## [Given records]
——

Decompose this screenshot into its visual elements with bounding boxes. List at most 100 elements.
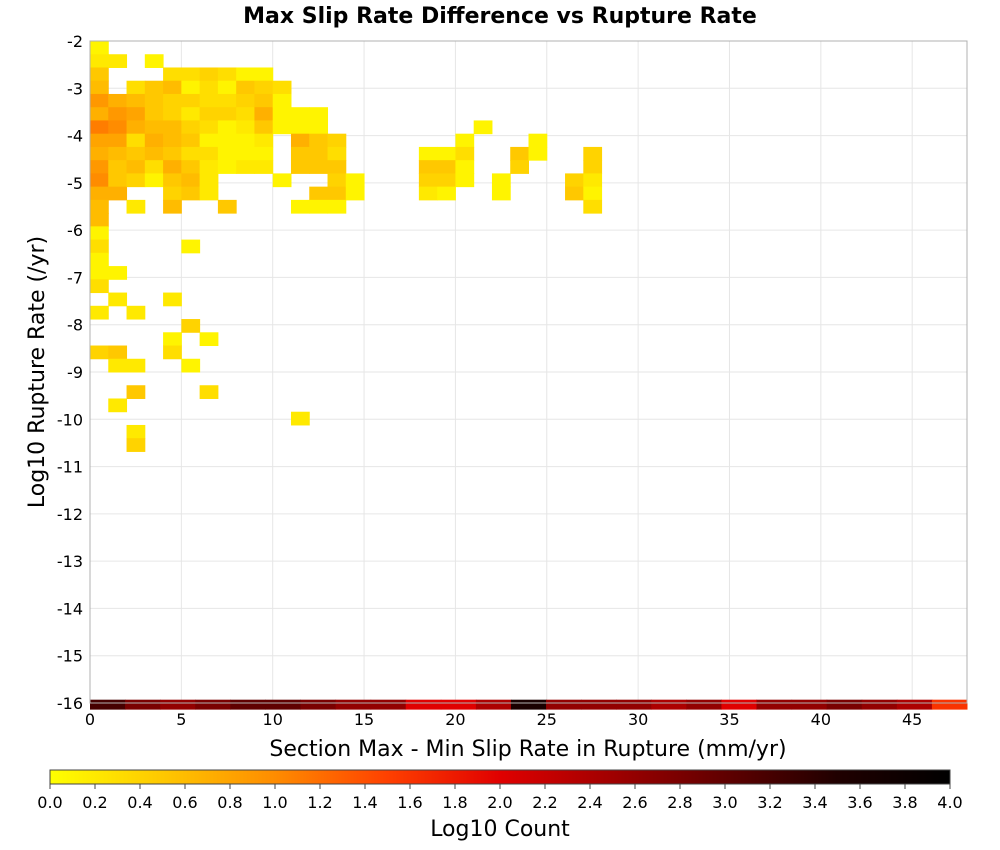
heatmap-cell-bottom <box>370 699 407 710</box>
heatmap-cell <box>254 80 274 95</box>
heatmap-cell-bottom <box>475 699 512 710</box>
colorbar-label: Log10 Count <box>430 817 570 842</box>
heatmap-cell <box>90 67 109 82</box>
heatmap-cell <box>199 67 219 82</box>
colorbar-ticks: 0.0 0.2 0.4 0.6 0.8 1.0 1.2 1.4 1.6 1.8 2.0 2.2 2.4 2… <box>37 784 963 812</box>
heatmap-cell <box>199 133 219 148</box>
y-tick-label: -2 <box>67 32 83 51</box>
heatmap-cell <box>181 146 201 161</box>
heatmap-cell <box>126 133 146 148</box>
colorbar-tick-label: 3.0 <box>712 793 737 812</box>
heatmap-cell-bottom <box>861 699 898 710</box>
heatmap-cell <box>90 133 109 148</box>
y-tick-label: -10 <box>57 410 83 429</box>
heatmap-cell <box>108 266 128 280</box>
heatmap-cell <box>144 160 164 174</box>
heatmap-cell <box>345 186 365 201</box>
heatmap-cell <box>437 160 456 174</box>
heatmap-cell <box>473 120 493 135</box>
heatmap-cell <box>90 239 109 254</box>
heatmap-cell <box>108 93 128 108</box>
heatmap-cell <box>236 107 255 121</box>
heatmap-cell <box>309 186 329 201</box>
y-axis-ticks: -2 -3 -4 -5 -6 -7 -8 -9 -10 -11 -12 -13 -14 -15 -16 <box>57 32 83 713</box>
heatmap-cell <box>108 120 128 135</box>
heatmap-cell <box>290 120 310 135</box>
colorbar-tick-label: 0.8 <box>217 793 242 812</box>
heatmap-cells <box>90 41 968 710</box>
heatmap-cell <box>163 146 182 161</box>
heatmap-cell <box>163 160 182 174</box>
heatmap-cell <box>199 146 219 161</box>
heatmap-cell <box>144 54 164 68</box>
heatmap-cell <box>126 424 146 439</box>
heatmap-cell <box>126 385 146 399</box>
heatmap-cell <box>510 146 529 161</box>
colorbar-tick-label: 4.0 <box>937 793 962 812</box>
heatmap-cell <box>126 80 146 95</box>
colorbar-tick-label: 0.0 <box>37 793 62 812</box>
x-tick-label: 0 <box>85 710 95 729</box>
heatmap-cell <box>181 173 201 188</box>
heatmap-cell <box>199 173 219 188</box>
heatmap-cell <box>455 173 475 188</box>
heatmap-cell <box>583 146 603 161</box>
y-axis-label: Log10 Rupture Rate (/yr) <box>25 236 50 508</box>
heatmap-cell <box>272 173 292 188</box>
heatmap-cell <box>181 239 201 254</box>
heatmap-cell <box>163 173 182 188</box>
heatmap-cell <box>126 438 146 452</box>
heatmap-cell <box>565 173 584 188</box>
heatmap-cell <box>217 67 237 82</box>
heatmap-cell-bottom <box>546 699 582 710</box>
heatmap-cell <box>217 160 237 174</box>
heatmap-cell <box>455 146 475 161</box>
heatmap-cell <box>290 146 310 161</box>
colorbar-tick-label: 1.4 <box>352 793 377 812</box>
colorbar-tick-label: 2.0 <box>487 793 512 812</box>
heatmap-cell <box>254 67 274 82</box>
heatmap-cell <box>199 80 219 95</box>
heatmap-cell <box>90 279 109 294</box>
heatmap-cell <box>217 107 237 121</box>
colorbar-tick-label: 3.4 <box>802 793 827 812</box>
heatmap-cell <box>181 93 201 108</box>
heatmap-cell <box>163 199 182 214</box>
heatmap-cell <box>163 186 182 201</box>
y-tick-label: -3 <box>67 79 83 98</box>
heatmap-cell <box>90 54 109 68</box>
x-tick-label: 40 <box>811 710 831 729</box>
colorbar-tick-label: 0.2 <box>82 793 107 812</box>
heatmap-cell-bottom <box>616 699 652 710</box>
heatmap-cell <box>272 107 292 121</box>
x-tick-label: 45 <box>902 710 922 729</box>
heatmap-cell-bottom <box>581 699 617 710</box>
heatmap-cell <box>217 146 237 161</box>
heatmap-cell <box>163 93 182 108</box>
heatmap-cell <box>437 173 456 188</box>
heatmap-cell <box>90 345 109 360</box>
heatmap-cell <box>199 120 219 135</box>
colorbar-tick-label: 1.0 <box>262 793 287 812</box>
colorbar-tick-label: 2.6 <box>622 793 647 812</box>
heatmap-cell <box>583 160 603 174</box>
heatmap-cell <box>108 146 128 161</box>
colorbar-tick-label: 3.6 <box>847 793 872 812</box>
y-tick-label: -6 <box>67 221 83 240</box>
colorbar-tick-label: 2.8 <box>667 793 692 812</box>
heatmap-cell <box>108 292 128 307</box>
heatmap-cell <box>272 80 292 95</box>
heatmap-cell <box>583 173 603 188</box>
heatmap-cell <box>309 199 329 214</box>
heatmap-cell <box>90 160 109 174</box>
heatmap-cell-bottom <box>90 699 126 710</box>
heatmap-cell-bottom <box>405 699 442 710</box>
heatmap-cell <box>108 398 128 413</box>
heatmap-cell <box>90 213 109 227</box>
heatmap-cell <box>181 358 201 373</box>
x-tick-label: 20 <box>445 710 465 729</box>
heatmap-cell <box>163 332 182 347</box>
y-tick-label: -14 <box>57 599 83 618</box>
colorbar-tick-label: 2.2 <box>532 793 557 812</box>
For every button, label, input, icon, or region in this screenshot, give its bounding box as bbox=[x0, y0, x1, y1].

——

Rewrite every line of the material with "colorbar-tick-label" renamed to "legend-tick-label", keeping everything else unchanged and omitting the pictures.

## [Task solution]
Decompose this screenshot into its visual elements with bounding boxes. List at most 100 elements.
heatmap-cell-bottom <box>370 699 407 710</box>
heatmap-cell <box>254 80 274 95</box>
heatmap-cell-bottom <box>475 699 512 710</box>
colorbar-label: Log10 Count <box>430 817 570 842</box>
heatmap-cell <box>90 67 109 82</box>
heatmap-cell <box>199 67 219 82</box>
colorbar-ticks: 0.0 0.2 0.4 0.6 0.8 1.0 1.2 1.4 1.6 1.8 2.0 2.2 2.4 2… <box>37 784 963 812</box>
heatmap-cell <box>199 133 219 148</box>
y-tick-label: -2 <box>67 32 83 51</box>
heatmap-cell <box>181 146 201 161</box>
heatmap-cell <box>126 133 146 148</box>
legend-tick-label: 3.0 <box>712 793 737 812</box>
heatmap-cell-bottom <box>861 699 898 710</box>
heatmap-cell <box>90 133 109 148</box>
y-tick-label: -10 <box>57 410 83 429</box>
heatmap-cell <box>108 266 128 280</box>
heatmap-cell <box>144 160 164 174</box>
heatmap-cell <box>345 186 365 201</box>
heatmap-cell <box>437 160 456 174</box>
heatmap-cell <box>473 120 493 135</box>
heatmap-cell <box>90 239 109 254</box>
heatmap-cell <box>108 93 128 108</box>
heatmap-cell <box>236 107 255 121</box>
heatmap-cell <box>309 186 329 201</box>
y-axis-ticks: -2 -3 -4 -5 -6 -7 -8 -9 -10 -11 -12 -13 -14 -15 -16 <box>57 32 83 713</box>
heatmap-cell <box>108 120 128 135</box>
heatmap-cell <box>290 120 310 135</box>
legend-tick-label: 0.8 <box>217 793 242 812</box>
heatmap-cells <box>90 41 968 710</box>
heatmap-cell <box>163 146 182 161</box>
heatmap-cell <box>163 160 182 174</box>
heatmap-cell <box>199 146 219 161</box>
heatmap-cell <box>144 54 164 68</box>
heatmap-cell <box>126 424 146 439</box>
heatmap-cell <box>126 385 146 399</box>
heatmap-cell <box>510 146 529 161</box>
legend-tick-label: 4.0 <box>937 793 962 812</box>
heatmap-cell <box>126 80 146 95</box>
legend-tick-label: 0.0 <box>37 793 62 812</box>
x-tick-label: 0 <box>85 710 95 729</box>
heatmap-cell <box>181 173 201 188</box>
heatmap-cell <box>199 173 219 188</box>
heatmap-cell <box>455 173 475 188</box>
heatmap-cell <box>583 146 603 161</box>
y-axis-label: Log10 Rupture Rate (/yr) <box>25 236 50 508</box>
heatmap-cell <box>272 173 292 188</box>
heatmap-cell <box>181 239 201 254</box>
heatmap-cell <box>163 173 182 188</box>
heatmap-cell <box>126 438 146 452</box>
heatmap-cell <box>565 173 584 188</box>
heatmap-cell <box>217 67 237 82</box>
heatmap-cell-bottom <box>546 699 582 710</box>
heatmap-cell <box>217 160 237 174</box>
heatmap-cell <box>455 146 475 161</box>
heatmap-cell <box>290 146 310 161</box>
legend-tick-label: 1.4 <box>352 793 377 812</box>
legend-tick-label: 2.0 <box>487 793 512 812</box>
heatmap-cell <box>254 67 274 82</box>
heatmap-cell <box>199 80 219 95</box>
heatmap-cell <box>90 279 109 294</box>
heatmap-cell <box>217 107 237 121</box>
legend-tick-label: 3.4 <box>802 793 827 812</box>
heatmap-cell <box>181 93 201 108</box>
heatmap-cell <box>163 199 182 214</box>
heatmap-cell <box>163 186 182 201</box>
y-tick-label: -3 <box>67 79 83 98</box>
heatmap-cell <box>90 54 109 68</box>
x-tick-label: 40 <box>811 710 831 729</box>
legend-tick-label: 0.2 <box>82 793 107 812</box>
heatmap-cell-bottom <box>616 699 652 710</box>
heatmap-cell <box>272 107 292 121</box>
x-tick-label: 45 <box>902 710 922 729</box>
heatmap-cell-bottom <box>581 699 617 710</box>
heatmap-cell <box>217 146 237 161</box>
heatmap-cell <box>163 93 182 108</box>
heatmap-cell <box>437 173 456 188</box>
heatmap-cell <box>90 345 109 360</box>
heatmap-cell <box>199 120 219 135</box>
legend-tick-label: 1.0 <box>262 793 287 812</box>
legend-tick-label: 2.6 <box>622 793 647 812</box>
heatmap-cell <box>583 160 603 174</box>
heatmap-cell <box>108 146 128 161</box>
legend-tick-label: 3.6 <box>847 793 872 812</box>
y-tick-label: -6 <box>67 221 83 240</box>
legend-tick-label: 2.8 <box>667 793 692 812</box>
heatmap-cell <box>108 292 128 307</box>
heatmap-cell <box>272 80 292 95</box>
heatmap-cell <box>583 173 603 188</box>
heatmap-cell <box>309 199 329 214</box>
heatmap-cell <box>90 160 109 174</box>
heatmap-cell-bottom <box>90 699 126 710</box>
heatmap-cell-bottom <box>405 699 442 710</box>
heatmap-cell <box>108 398 128 413</box>
heatmap-cell <box>90 213 109 227</box>
heatmap-cell <box>181 358 201 373</box>
x-tick-label: 20 <box>445 710 465 729</box>
heatmap-cell <box>163 332 182 347</box>
y-tick-label: -14 <box>57 599 83 618</box>
legend-tick-label: 2.2 <box>532 793 557 812</box>
For every button, label, input, icon, or region in this screenshot, give its bounding box as bbox=[x0, y0, x1, y1].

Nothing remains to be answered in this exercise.